--- start of Data shown ---

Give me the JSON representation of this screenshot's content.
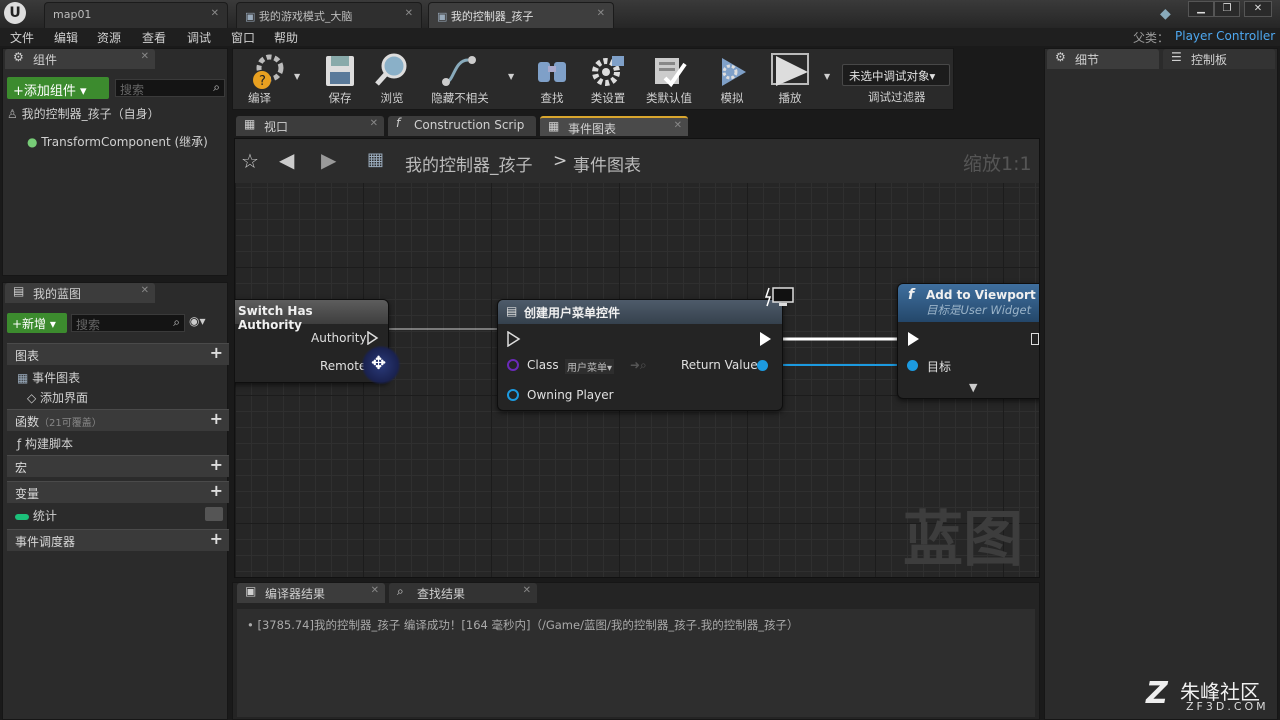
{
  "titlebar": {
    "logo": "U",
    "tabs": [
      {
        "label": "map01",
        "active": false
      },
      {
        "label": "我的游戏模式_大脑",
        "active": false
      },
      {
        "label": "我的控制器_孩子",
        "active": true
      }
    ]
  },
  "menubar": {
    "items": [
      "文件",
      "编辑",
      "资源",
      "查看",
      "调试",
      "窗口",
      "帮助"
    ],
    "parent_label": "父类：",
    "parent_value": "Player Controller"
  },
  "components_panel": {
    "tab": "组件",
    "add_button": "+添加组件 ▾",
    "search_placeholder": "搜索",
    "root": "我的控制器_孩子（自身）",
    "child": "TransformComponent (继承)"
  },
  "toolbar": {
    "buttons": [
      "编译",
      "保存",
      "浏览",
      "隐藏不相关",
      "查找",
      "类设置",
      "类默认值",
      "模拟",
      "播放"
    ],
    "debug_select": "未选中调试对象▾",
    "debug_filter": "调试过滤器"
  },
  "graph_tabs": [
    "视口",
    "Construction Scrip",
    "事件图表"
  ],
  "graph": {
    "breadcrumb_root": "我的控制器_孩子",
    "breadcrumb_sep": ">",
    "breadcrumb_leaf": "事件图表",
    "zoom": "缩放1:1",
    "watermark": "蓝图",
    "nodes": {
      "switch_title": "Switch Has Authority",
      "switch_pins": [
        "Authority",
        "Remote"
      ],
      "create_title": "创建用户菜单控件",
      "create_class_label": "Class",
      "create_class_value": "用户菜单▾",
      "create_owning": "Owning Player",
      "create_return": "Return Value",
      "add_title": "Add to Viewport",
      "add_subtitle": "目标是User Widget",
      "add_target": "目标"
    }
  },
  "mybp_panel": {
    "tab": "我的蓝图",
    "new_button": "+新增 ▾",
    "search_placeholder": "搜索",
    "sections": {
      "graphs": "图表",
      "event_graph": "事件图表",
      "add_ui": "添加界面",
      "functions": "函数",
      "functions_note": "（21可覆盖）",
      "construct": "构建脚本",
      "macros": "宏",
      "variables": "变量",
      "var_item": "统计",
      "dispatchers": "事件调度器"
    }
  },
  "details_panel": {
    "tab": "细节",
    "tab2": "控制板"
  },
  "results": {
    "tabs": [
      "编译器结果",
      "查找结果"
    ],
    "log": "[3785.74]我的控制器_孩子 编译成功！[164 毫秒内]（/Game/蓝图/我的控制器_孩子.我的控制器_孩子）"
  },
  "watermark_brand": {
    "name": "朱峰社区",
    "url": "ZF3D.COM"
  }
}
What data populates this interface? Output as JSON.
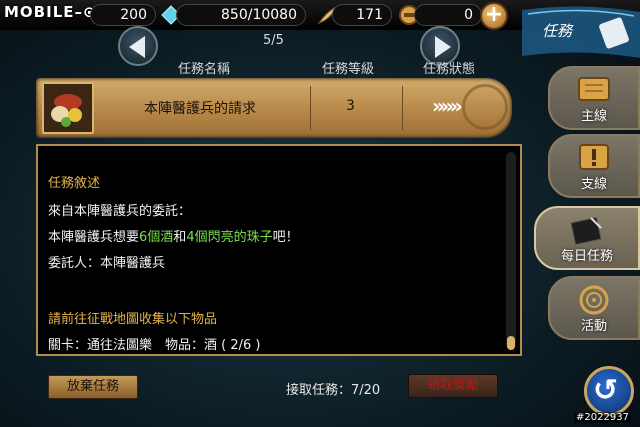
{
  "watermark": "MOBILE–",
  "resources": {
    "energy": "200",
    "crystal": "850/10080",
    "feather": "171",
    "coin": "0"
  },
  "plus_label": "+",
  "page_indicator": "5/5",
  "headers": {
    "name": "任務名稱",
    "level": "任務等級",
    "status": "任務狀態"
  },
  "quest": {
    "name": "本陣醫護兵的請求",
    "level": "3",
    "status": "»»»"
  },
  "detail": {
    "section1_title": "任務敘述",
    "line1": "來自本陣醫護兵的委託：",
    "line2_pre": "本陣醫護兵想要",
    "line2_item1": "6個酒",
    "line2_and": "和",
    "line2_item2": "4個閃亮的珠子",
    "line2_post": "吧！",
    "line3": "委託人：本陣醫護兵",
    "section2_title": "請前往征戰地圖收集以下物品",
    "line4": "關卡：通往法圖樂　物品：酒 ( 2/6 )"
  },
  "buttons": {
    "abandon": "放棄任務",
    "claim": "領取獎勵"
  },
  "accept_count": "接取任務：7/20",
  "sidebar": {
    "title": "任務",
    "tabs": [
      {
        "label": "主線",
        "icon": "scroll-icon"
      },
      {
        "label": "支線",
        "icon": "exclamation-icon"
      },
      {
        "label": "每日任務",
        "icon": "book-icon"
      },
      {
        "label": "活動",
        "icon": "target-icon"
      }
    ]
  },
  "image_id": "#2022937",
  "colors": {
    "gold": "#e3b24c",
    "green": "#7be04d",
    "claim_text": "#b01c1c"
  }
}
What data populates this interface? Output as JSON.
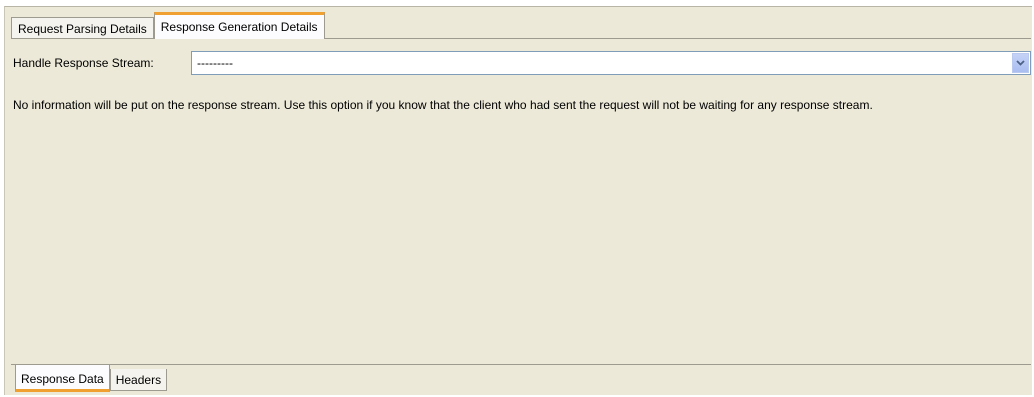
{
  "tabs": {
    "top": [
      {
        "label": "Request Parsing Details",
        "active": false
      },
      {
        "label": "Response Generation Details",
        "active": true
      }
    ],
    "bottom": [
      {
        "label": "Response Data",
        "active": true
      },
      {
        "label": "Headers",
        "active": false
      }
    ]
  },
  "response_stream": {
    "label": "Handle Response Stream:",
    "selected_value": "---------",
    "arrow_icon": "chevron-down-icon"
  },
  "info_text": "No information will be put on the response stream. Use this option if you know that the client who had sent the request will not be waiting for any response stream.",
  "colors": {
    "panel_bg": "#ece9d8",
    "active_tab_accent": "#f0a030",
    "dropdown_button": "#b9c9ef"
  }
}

--- end of Data shown ---

• [Task goal] The data above needs to be retyped exactly, with the images left out.

• [Result]
Give me the JSON representation of this screenshot's content.
{
  "titlebar": {
    "logo": "U",
    "tabs": [
      {
        "label": "map01",
        "active": false
      },
      {
        "label": "我的游戏模式_大脑",
        "active": false
      },
      {
        "label": "我的控制器_孩子",
        "active": true
      }
    ]
  },
  "menubar": {
    "items": [
      "文件",
      "编辑",
      "资源",
      "查看",
      "调试",
      "窗口",
      "帮助"
    ],
    "parent_label": "父类：",
    "parent_value": "Player Controller"
  },
  "components_panel": {
    "tab": "组件",
    "add_button": "+添加组件 ▾",
    "search_placeholder": "搜索",
    "root": "我的控制器_孩子（自身）",
    "child": "TransformComponent (继承)"
  },
  "toolbar": {
    "buttons": [
      "编译",
      "保存",
      "浏览",
      "隐藏不相关",
      "查找",
      "类设置",
      "类默认值",
      "模拟",
      "播放"
    ],
    "debug_select": "未选中调试对象▾",
    "debug_filter": "调试过滤器"
  },
  "graph_tabs": [
    "视口",
    "Construction Scrip",
    "事件图表"
  ],
  "graph": {
    "breadcrumb_root": "我的控制器_孩子",
    "breadcrumb_sep": ">",
    "breadcrumb_leaf": "事件图表",
    "zoom": "缩放1:1",
    "watermark": "蓝图",
    "nodes": {
      "switch_title": "Switch Has Authority",
      "switch_pins": [
        "Authority",
        "Remote"
      ],
      "create_title": "创建用户菜单控件",
      "create_class_label": "Class",
      "create_class_value": "用户菜单▾",
      "create_owning": "Owning Player",
      "create_return": "Return Value",
      "add_title": "Add to Viewport",
      "add_subtitle": "目标是User Widget",
      "add_target": "目标"
    }
  },
  "mybp_panel": {
    "tab": "我的蓝图",
    "new_button": "+新增 ▾",
    "search_placeholder": "搜索",
    "sections": {
      "graphs": "图表",
      "event_graph": "事件图表",
      "add_ui": "添加界面",
      "functions": "函数",
      "functions_note": "（21可覆盖）",
      "construct": "构建脚本",
      "macros": "宏",
      "variables": "变量",
      "var_item": "统计",
      "dispatchers": "事件调度器"
    }
  },
  "details_panel": {
    "tab": "细节",
    "tab2": "控制板"
  },
  "results": {
    "tabs": [
      "编译器结果",
      "查找结果"
    ],
    "log": "[3785.74]我的控制器_孩子 编译成功！[164 毫秒内]（/Game/蓝图/我的控制器_孩子.我的控制器_孩子）"
  },
  "watermark_brand": {
    "name": "朱峰社区",
    "url": "ZF3D.COM"
  }
}
What data populates this interface? Output as JSON.
{
  "watermark": "MOBILE–",
  "resources": {
    "energy": "200",
    "crystal": "850/10080",
    "feather": "171",
    "coin": "0"
  },
  "plus_label": "+",
  "page_indicator": "5/5",
  "headers": {
    "name": "任務名稱",
    "level": "任務等級",
    "status": "任務狀態"
  },
  "quest": {
    "name": "本陣醫護兵的請求",
    "level": "3",
    "status": "»»»"
  },
  "detail": {
    "section1_title": "任務敘述",
    "line1": "來自本陣醫護兵的委託：",
    "line2_pre": "本陣醫護兵想要",
    "line2_item1": "6個酒",
    "line2_and": "和",
    "line2_item2": "4個閃亮的珠子",
    "line2_post": "吧！",
    "line3": "委託人：本陣醫護兵",
    "section2_title": "請前往征戰地圖收集以下物品",
    "line4": "關卡：通往法圖樂　物品：酒 ( 2/6 )"
  },
  "buttons": {
    "abandon": "放棄任務",
    "claim": "領取獎勵"
  },
  "accept_count": "接取任務：7/20",
  "sidebar": {
    "title": "任務",
    "tabs": [
      {
        "label": "主線",
        "icon": "scroll-icon"
      },
      {
        "label": "支線",
        "icon": "exclamation-icon"
      },
      {
        "label": "每日任務",
        "icon": "book-icon"
      },
      {
        "label": "活動",
        "icon": "target-icon"
      }
    ]
  },
  "image_id": "#2022937",
  "colors": {
    "gold": "#e3b24c",
    "green": "#7be04d",
    "claim_text": "#b01c1c"
  }
}
What data populates this interface? Output as JSON.
{
  "tabs": {
    "top": [
      {
        "label": "Request Parsing Details",
        "active": false
      },
      {
        "label": "Response Generation Details",
        "active": true
      }
    ],
    "bottom": [
      {
        "label": "Response Data",
        "active": true
      },
      {
        "label": "Headers",
        "active": false
      }
    ]
  },
  "response_stream": {
    "label": "Handle Response Stream:",
    "selected_value": "---------",
    "arrow_icon": "chevron-down-icon"
  },
  "info_text": "No information will be put on the response stream. Use this option if you know that the client who had sent the request will not be waiting for any response stream.",
  "colors": {
    "panel_bg": "#ece9d8",
    "active_tab_accent": "#f0a030",
    "dropdown_button": "#b9c9ef"
  }
}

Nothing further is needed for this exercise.